• Challenge: Extract each line where the string "title" shows up.

• Supplied material:
* BEGIN *

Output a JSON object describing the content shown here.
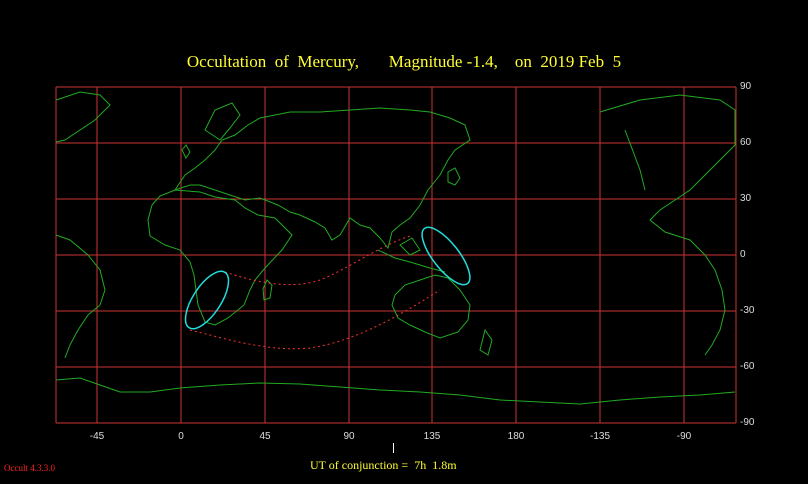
{
  "title": "Occultation  of  Mercury,       Magnitude -1.4,    on  2019 Feb  5",
  "map": {
    "longitude_labels": [
      "-45",
      "0",
      "45",
      "90",
      "135",
      "180",
      "-135",
      "-90"
    ],
    "latitude_labels": [
      "90",
      "60",
      "30",
      "0",
      "-30",
      "-60",
      "-90"
    ],
    "colors": {
      "grid": "#cc3333",
      "coast": "#22aa22",
      "path": "#ff3333",
      "limit": "#22dddd",
      "title": "#ffff33"
    }
  },
  "footer": {
    "conjunction_text": "UT of conjunction =  7h  1.8m",
    "version": "Occult 4.3.3.0"
  }
}
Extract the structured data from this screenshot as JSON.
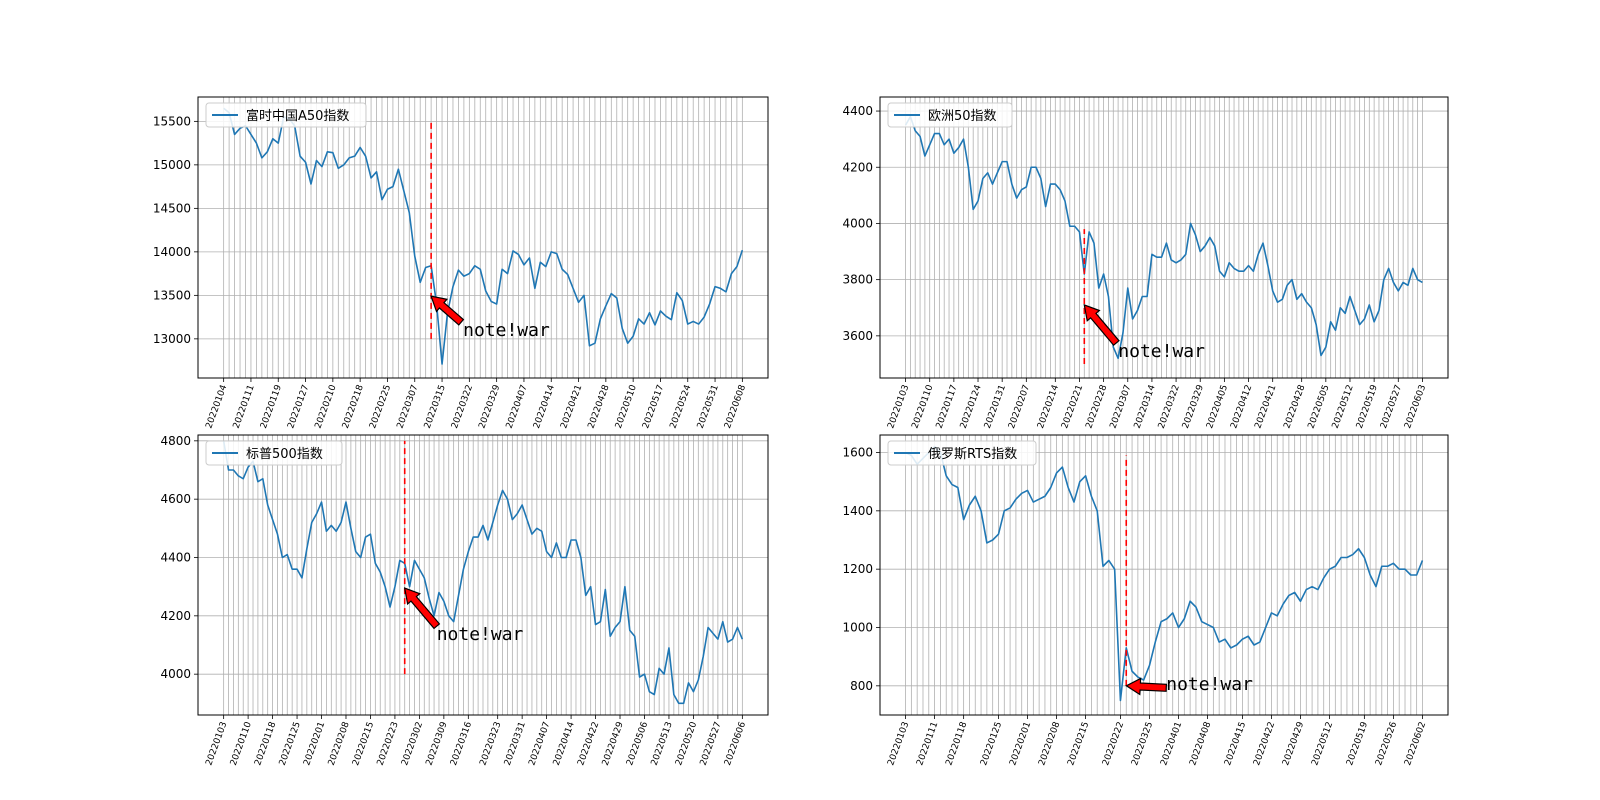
{
  "colors": {
    "line": "#1f77b4",
    "marker": "#ff0000",
    "arrow_fill": "#ff0000",
    "grid": "#b0b0b0"
  },
  "chart_data": [
    {
      "type": "line",
      "legend": "富时中国A50指数",
      "legend_position": "upper-left",
      "grid": true,
      "ylim": [
        12550,
        15780
      ],
      "yticks": [
        13000,
        13500,
        14000,
        14500,
        15000,
        15500
      ],
      "xtick_labels": [
        "20220104",
        "20220111",
        "20220119",
        "20220127",
        "20220210",
        "20220218",
        "20220225",
        "20220307",
        "20220315",
        "20220322",
        "20220329",
        "20220407",
        "20220414",
        "20220421",
        "20220428",
        "20220510",
        "20220517",
        "20220524",
        "20220531",
        "20220608"
      ],
      "values": [
        15650,
        15600,
        15350,
        15420,
        15450,
        15350,
        15250,
        15080,
        15150,
        15300,
        15250,
        15550,
        15530,
        15450,
        15100,
        15030,
        14780,
        15050,
        14980,
        15150,
        15140,
        14960,
        15000,
        15080,
        15100,
        15200,
        15100,
        14850,
        14920,
        14600,
        14720,
        14750,
        14950,
        14700,
        14450,
        13950,
        13650,
        13820,
        13840,
        13400,
        12710,
        13300,
        13600,
        13790,
        13720,
        13750,
        13840,
        13800,
        13550,
        13430,
        13400,
        13800,
        13750,
        14010,
        13970,
        13850,
        13930,
        13580,
        13880,
        13830,
        14000,
        13980,
        13800,
        13740,
        13580,
        13420,
        13500,
        12920,
        12950,
        13230,
        13380,
        13520,
        13470,
        13120,
        12950,
        13030,
        13230,
        13170,
        13300,
        13160,
        13320,
        13260,
        13220,
        13530,
        13440,
        13170,
        13200,
        13170,
        13250,
        13400,
        13600,
        13580,
        13540,
        13750,
        13830,
        14020
      ],
      "vline": {
        "index": 38,
        "y_from": 13000,
        "y_to": 15500
      },
      "annotation": {
        "text": "note!war",
        "point_index": 38,
        "point_y": 13490
      }
    },
    {
      "type": "line",
      "legend": "欧洲50指数",
      "legend_position": "upper-left",
      "grid": true,
      "ylim": [
        3450,
        4450
      ],
      "yticks": [
        3600,
        3800,
        4000,
        4200,
        4400
      ],
      "xtick_labels": [
        "20220103",
        "20220110",
        "20220117",
        "20220124",
        "20220131",
        "20220207",
        "20220214",
        "20220221",
        "20220228",
        "20220307",
        "20220314",
        "20220322",
        "20220329",
        "20220405",
        "20220412",
        "20220421",
        "20220428",
        "20220505",
        "20220512",
        "20220519",
        "20220527",
        "20220603"
      ],
      "values": [
        4350,
        4380,
        4330,
        4310,
        4240,
        4280,
        4320,
        4320,
        4280,
        4300,
        4250,
        4270,
        4300,
        4200,
        4050,
        4080,
        4160,
        4180,
        4140,
        4180,
        4220,
        4220,
        4140,
        4090,
        4120,
        4130,
        4200,
        4200,
        4160,
        4060,
        4140,
        4140,
        4120,
        4080,
        3990,
        3990,
        3970,
        3820,
        3970,
        3930,
        3770,
        3820,
        3740,
        3560,
        3520,
        3610,
        3770,
        3660,
        3690,
        3740,
        3740,
        3890,
        3880,
        3880,
        3930,
        3870,
        3860,
        3870,
        3890,
        4000,
        3960,
        3900,
        3920,
        3950,
        3920,
        3830,
        3810,
        3860,
        3840,
        3830,
        3830,
        3850,
        3830,
        3890,
        3930,
        3850,
        3760,
        3720,
        3730,
        3780,
        3800,
        3730,
        3750,
        3720,
        3700,
        3640,
        3530,
        3560,
        3650,
        3620,
        3700,
        3680,
        3740,
        3690,
        3640,
        3660,
        3710,
        3650,
        3690,
        3800,
        3840,
        3790,
        3760,
        3790,
        3780,
        3840,
        3800,
        3790
      ],
      "vline": {
        "index": 37,
        "y_from": 3500,
        "y_to": 3980
      },
      "annotation": {
        "text": "note!war",
        "point_index": 37,
        "point_y": 3710
      }
    },
    {
      "type": "line",
      "legend": "标普500指数",
      "legend_position": "upper-left",
      "grid": true,
      "ylim": [
        3860,
        4820
      ],
      "yticks": [
        4000,
        4200,
        4400,
        4600,
        4800
      ],
      "xtick_labels": [
        "20220103",
        "20220110",
        "20220118",
        "20220125",
        "20220201",
        "20220208",
        "20220215",
        "20220223",
        "20220302",
        "20220309",
        "20220316",
        "20220323",
        "20220331",
        "20220407",
        "20220414",
        "20220422",
        "20220429",
        "20220506",
        "20220513",
        "20220520",
        "20220527",
        "20220606"
      ],
      "values": [
        4800,
        4700,
        4700,
        4680,
        4670,
        4710,
        4730,
        4660,
        4670,
        4580,
        4530,
        4480,
        4400,
        4410,
        4360,
        4360,
        4330,
        4430,
        4520,
        4550,
        4590,
        4490,
        4510,
        4490,
        4520,
        4590,
        4500,
        4420,
        4400,
        4470,
        4480,
        4380,
        4350,
        4300,
        4230,
        4300,
        4390,
        4380,
        4300,
        4390,
        4360,
        4330,
        4260,
        4200,
        4280,
        4250,
        4200,
        4180,
        4270,
        4360,
        4420,
        4470,
        4470,
        4510,
        4460,
        4520,
        4580,
        4630,
        4600,
        4530,
        4550,
        4580,
        4530,
        4480,
        4500,
        4490,
        4420,
        4400,
        4450,
        4400,
        4400,
        4460,
        4460,
        4400,
        4270,
        4300,
        4170,
        4180,
        4290,
        4130,
        4160,
        4180,
        4300,
        4150,
        4130,
        3990,
        4000,
        3940,
        3930,
        4020,
        4000,
        4090,
        3930,
        3900,
        3900,
        3970,
        3940,
        3980,
        4060,
        4160,
        4140,
        4120,
        4180,
        4110,
        4120,
        4160,
        4120
      ],
      "vline": {
        "index": 37,
        "y_from": 4000,
        "y_to": 4800
      },
      "annotation": {
        "text": "note!war",
        "point_index": 37,
        "point_y": 4295
      }
    },
    {
      "type": "line",
      "legend": "俄罗斯RTS指数",
      "legend_position": "upper-left",
      "grid": true,
      "ylim": [
        700,
        1660
      ],
      "yticks": [
        800,
        1000,
        1200,
        1400,
        1600
      ],
      "xtick_labels": [
        "20220103",
        "20220111",
        "20220118",
        "20220125",
        "20220201",
        "20220208",
        "20220215",
        "20220222",
        "20220325",
        "20220401",
        "20220408",
        "20220415",
        "20220422",
        "20220429",
        "20220512",
        "20220519",
        "20220526",
        "20220602"
      ],
      "values": [
        1600,
        1590,
        1560,
        1580,
        1600,
        1620,
        1600,
        1520,
        1490,
        1480,
        1370,
        1420,
        1450,
        1400,
        1290,
        1300,
        1320,
        1400,
        1410,
        1440,
        1460,
        1470,
        1430,
        1440,
        1450,
        1480,
        1530,
        1550,
        1480,
        1430,
        1500,
        1520,
        1450,
        1400,
        1210,
        1230,
        1200,
        750,
        930,
        850,
        830,
        820,
        870,
        950,
        1020,
        1030,
        1050,
        1000,
        1030,
        1090,
        1070,
        1020,
        1010,
        1000,
        950,
        960,
        930,
        940,
        960,
        970,
        940,
        950,
        1000,
        1050,
        1040,
        1080,
        1110,
        1120,
        1090,
        1130,
        1140,
        1130,
        1170,
        1200,
        1210,
        1240,
        1240,
        1250,
        1270,
        1240,
        1180,
        1140,
        1210,
        1210,
        1220,
        1200,
        1200,
        1180,
        1180,
        1230
      ],
      "vline": {
        "index": 38,
        "y_from": 800,
        "y_to": 1590
      },
      "annotation": {
        "text": "note!war",
        "point_index": 38,
        "point_y": 800
      }
    }
  ]
}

* END *

• Output:
  "title": "Occultation  of  Mercury,       Magnitude -1.4,    on  2019 Feb  5",
      "title": "#ffff33"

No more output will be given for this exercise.